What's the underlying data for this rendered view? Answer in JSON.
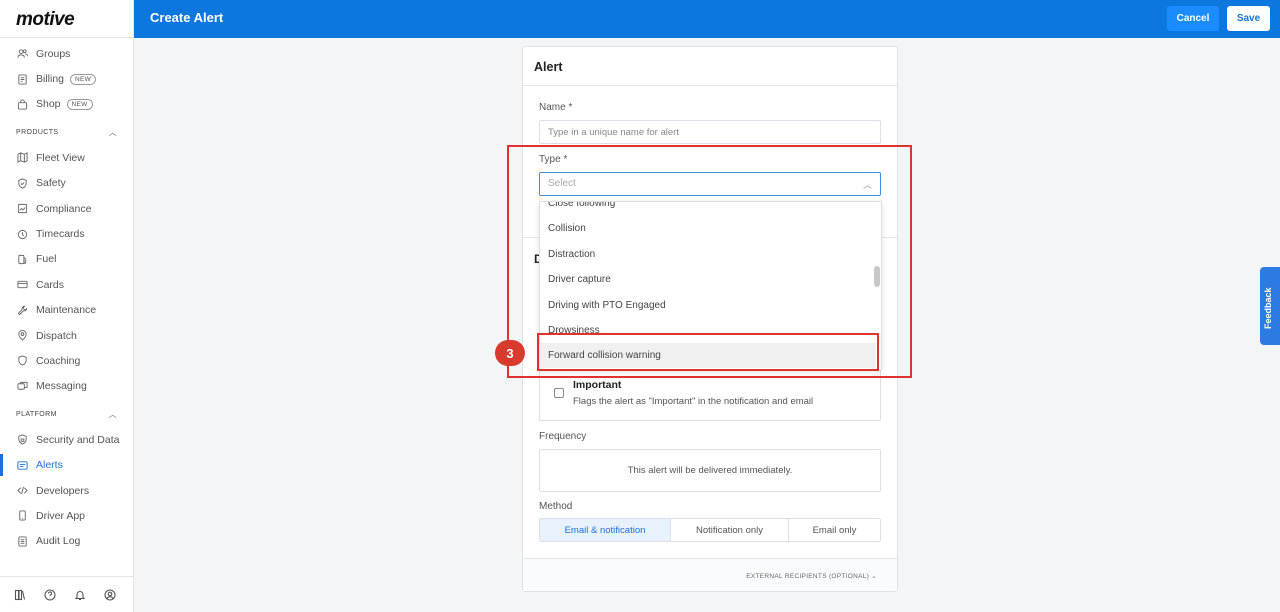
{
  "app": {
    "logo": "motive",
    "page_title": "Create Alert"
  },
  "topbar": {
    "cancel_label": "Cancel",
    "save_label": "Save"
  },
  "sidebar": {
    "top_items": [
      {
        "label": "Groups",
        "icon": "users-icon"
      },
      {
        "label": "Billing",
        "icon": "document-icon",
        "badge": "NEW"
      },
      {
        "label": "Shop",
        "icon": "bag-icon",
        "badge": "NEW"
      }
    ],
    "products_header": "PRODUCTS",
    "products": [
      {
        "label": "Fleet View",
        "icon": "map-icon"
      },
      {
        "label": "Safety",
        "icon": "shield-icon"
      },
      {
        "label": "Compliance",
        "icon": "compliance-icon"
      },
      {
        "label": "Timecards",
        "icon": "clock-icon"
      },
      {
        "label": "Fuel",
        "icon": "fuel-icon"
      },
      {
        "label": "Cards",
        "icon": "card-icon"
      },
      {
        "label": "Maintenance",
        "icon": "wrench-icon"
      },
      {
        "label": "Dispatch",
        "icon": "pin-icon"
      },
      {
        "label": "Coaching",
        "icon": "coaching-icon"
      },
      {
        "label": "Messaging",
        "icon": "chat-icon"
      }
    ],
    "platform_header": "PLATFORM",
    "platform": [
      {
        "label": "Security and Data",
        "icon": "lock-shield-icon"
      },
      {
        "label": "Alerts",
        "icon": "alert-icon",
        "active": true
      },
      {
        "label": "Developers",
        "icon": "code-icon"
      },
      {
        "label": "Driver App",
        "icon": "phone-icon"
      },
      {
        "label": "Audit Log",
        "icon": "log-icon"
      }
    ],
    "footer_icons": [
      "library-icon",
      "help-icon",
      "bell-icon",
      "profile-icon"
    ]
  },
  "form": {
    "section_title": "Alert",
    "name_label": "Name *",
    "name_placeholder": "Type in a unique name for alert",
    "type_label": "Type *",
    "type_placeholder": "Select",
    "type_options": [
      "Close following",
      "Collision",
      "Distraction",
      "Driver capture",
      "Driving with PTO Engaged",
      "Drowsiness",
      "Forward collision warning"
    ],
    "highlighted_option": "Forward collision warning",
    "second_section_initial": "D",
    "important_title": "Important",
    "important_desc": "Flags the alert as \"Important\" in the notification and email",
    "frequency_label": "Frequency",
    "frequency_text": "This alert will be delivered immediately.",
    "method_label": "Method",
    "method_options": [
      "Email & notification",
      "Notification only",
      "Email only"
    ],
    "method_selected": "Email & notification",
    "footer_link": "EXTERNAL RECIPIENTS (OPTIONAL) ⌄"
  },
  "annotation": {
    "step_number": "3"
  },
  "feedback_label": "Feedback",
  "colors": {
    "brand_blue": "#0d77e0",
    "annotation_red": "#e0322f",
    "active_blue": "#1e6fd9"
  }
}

++++++++++

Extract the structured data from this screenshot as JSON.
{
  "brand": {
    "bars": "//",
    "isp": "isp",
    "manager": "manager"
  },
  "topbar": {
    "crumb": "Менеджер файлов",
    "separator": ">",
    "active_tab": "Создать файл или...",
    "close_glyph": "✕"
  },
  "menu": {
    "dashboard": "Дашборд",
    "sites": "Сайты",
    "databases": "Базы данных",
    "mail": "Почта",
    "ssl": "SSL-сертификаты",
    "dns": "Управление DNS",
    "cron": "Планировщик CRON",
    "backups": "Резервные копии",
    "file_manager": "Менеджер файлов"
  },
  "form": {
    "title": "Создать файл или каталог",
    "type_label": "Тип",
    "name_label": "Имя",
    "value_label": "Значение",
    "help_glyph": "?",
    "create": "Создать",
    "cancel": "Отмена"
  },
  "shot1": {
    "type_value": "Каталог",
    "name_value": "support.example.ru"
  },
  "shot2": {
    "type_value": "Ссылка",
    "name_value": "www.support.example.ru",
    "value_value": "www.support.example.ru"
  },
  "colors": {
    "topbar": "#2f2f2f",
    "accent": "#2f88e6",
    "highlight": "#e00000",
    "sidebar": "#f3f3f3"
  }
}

++++++++++

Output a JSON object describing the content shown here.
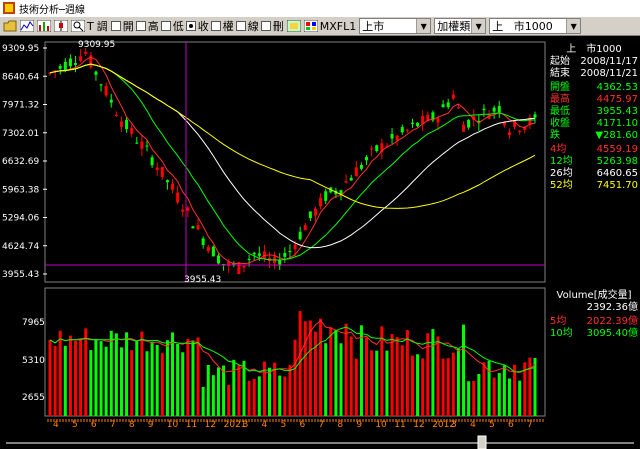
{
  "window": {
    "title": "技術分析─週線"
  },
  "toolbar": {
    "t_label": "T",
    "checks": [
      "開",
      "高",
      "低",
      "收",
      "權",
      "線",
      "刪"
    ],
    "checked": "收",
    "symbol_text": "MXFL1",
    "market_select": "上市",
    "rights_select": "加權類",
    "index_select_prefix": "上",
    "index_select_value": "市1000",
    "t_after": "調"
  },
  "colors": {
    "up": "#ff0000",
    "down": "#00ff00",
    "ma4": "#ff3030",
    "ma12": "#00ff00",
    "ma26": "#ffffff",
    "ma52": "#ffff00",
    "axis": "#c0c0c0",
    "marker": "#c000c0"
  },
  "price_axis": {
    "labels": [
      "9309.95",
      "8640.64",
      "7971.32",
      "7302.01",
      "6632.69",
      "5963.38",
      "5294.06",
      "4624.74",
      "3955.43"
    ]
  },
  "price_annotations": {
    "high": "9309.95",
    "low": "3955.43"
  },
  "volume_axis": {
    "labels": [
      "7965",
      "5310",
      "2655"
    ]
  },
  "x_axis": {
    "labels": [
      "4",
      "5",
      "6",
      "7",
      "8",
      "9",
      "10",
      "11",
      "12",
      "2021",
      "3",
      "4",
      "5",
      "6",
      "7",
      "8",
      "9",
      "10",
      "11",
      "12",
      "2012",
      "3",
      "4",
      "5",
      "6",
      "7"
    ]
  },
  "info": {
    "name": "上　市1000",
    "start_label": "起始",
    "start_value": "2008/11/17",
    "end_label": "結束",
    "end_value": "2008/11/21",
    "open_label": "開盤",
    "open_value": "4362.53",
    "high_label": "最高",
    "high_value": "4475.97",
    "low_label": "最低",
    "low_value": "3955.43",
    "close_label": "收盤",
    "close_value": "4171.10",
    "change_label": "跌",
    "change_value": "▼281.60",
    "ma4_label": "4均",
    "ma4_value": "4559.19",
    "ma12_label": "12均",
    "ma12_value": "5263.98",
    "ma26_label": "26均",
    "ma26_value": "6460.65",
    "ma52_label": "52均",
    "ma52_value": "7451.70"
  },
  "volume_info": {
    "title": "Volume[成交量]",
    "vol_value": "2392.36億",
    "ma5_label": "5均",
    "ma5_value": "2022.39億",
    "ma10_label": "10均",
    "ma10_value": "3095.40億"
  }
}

++++++++++

* Written request
Find the lines above that contain the word "support" and collect them.

* Finished answer
    "name_value": "support.example.ru"
    "name_value": "www.support.example.ru",
    "value_value": "www.support.example.ru"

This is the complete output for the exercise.